═══ Data section
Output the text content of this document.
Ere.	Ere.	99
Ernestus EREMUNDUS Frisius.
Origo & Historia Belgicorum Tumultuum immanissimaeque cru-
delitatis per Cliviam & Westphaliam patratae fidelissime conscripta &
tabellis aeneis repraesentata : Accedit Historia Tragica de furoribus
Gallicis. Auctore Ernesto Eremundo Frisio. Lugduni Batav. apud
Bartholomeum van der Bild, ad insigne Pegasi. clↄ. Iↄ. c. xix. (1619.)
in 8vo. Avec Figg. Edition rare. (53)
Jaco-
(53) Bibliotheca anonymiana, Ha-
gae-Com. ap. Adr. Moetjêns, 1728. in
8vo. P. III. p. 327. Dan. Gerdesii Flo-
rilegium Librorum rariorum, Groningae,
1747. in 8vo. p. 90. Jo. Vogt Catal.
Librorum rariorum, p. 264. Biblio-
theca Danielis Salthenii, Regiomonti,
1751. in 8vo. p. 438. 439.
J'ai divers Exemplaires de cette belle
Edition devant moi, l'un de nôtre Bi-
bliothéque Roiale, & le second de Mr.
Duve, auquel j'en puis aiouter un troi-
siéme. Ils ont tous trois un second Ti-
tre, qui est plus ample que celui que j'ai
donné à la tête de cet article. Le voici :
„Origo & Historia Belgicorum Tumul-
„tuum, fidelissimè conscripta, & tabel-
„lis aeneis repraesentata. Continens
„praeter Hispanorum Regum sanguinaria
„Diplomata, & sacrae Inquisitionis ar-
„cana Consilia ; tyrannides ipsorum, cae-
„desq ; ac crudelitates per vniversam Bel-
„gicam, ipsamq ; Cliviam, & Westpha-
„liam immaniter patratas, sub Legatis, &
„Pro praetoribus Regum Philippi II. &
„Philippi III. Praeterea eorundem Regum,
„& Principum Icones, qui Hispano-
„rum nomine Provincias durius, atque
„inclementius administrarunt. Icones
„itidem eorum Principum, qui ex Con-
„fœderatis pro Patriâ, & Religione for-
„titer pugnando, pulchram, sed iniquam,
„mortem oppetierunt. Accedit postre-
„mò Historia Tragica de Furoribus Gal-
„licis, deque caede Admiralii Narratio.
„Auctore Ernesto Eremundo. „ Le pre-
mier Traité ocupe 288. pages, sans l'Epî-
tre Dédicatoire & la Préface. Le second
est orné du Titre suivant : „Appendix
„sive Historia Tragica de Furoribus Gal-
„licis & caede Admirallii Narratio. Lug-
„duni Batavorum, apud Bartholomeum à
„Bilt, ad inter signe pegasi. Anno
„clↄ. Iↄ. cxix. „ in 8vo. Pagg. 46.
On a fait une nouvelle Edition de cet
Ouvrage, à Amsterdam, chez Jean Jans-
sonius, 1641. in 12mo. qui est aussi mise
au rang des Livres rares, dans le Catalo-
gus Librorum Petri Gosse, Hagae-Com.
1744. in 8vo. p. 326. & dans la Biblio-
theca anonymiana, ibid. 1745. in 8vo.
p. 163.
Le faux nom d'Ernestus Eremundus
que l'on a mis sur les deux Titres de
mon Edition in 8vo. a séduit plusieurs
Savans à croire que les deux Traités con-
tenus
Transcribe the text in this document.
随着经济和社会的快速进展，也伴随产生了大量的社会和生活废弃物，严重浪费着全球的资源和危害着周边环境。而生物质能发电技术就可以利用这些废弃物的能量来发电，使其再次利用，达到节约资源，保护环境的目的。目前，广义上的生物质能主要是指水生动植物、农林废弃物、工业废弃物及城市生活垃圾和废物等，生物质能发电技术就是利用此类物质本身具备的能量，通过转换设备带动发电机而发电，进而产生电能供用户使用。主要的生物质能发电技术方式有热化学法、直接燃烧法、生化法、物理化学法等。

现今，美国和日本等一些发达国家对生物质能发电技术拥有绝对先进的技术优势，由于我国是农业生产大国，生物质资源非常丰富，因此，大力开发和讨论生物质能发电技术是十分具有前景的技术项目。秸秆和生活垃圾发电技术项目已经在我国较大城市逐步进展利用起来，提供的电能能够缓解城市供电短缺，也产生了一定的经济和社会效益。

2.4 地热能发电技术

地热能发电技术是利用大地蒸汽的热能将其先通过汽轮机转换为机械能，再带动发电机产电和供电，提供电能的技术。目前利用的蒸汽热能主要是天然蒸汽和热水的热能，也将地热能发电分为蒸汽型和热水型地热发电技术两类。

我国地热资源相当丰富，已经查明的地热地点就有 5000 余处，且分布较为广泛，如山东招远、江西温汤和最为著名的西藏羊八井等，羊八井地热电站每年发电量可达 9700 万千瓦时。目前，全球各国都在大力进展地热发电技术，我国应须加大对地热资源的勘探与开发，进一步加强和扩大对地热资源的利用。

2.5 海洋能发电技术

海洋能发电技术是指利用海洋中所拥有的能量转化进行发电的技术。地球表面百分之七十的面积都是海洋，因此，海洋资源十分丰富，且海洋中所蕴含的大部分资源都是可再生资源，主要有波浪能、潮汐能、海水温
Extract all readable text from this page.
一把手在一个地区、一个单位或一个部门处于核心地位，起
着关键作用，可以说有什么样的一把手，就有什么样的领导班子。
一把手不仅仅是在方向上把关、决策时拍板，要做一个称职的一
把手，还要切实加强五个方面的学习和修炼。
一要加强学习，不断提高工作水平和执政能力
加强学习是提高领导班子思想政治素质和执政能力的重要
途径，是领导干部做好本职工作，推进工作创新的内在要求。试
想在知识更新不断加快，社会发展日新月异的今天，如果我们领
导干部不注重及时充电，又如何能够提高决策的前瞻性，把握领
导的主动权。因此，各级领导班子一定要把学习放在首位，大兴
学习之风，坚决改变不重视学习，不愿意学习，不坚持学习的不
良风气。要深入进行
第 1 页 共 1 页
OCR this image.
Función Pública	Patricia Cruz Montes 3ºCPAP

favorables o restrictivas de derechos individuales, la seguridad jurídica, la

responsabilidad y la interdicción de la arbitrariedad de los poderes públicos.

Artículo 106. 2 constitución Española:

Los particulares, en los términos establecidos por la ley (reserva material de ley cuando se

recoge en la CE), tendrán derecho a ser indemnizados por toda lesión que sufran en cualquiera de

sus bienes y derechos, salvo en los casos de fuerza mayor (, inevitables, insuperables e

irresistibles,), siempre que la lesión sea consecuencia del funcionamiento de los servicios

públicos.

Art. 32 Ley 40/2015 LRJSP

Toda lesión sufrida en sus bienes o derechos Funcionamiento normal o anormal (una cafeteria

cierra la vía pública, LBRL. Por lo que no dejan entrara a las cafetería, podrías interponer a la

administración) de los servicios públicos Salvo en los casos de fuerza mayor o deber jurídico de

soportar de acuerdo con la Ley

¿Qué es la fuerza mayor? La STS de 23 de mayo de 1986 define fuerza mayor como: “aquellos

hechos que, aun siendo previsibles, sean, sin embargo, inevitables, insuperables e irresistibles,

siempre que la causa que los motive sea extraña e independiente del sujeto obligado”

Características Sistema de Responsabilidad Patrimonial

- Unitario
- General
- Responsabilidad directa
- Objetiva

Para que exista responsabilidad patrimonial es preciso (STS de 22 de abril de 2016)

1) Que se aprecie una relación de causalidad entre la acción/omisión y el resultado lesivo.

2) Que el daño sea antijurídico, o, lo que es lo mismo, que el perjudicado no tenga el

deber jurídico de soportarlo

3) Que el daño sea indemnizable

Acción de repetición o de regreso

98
══════
What the task asks: In the records above, find each line holding "conscripta" and copy it.

Reply to the task:
delitatis per Cliviam & Westphaliam patratae fidelissime conscripta &
„tuum, fidelissimè conscripta, & tabel-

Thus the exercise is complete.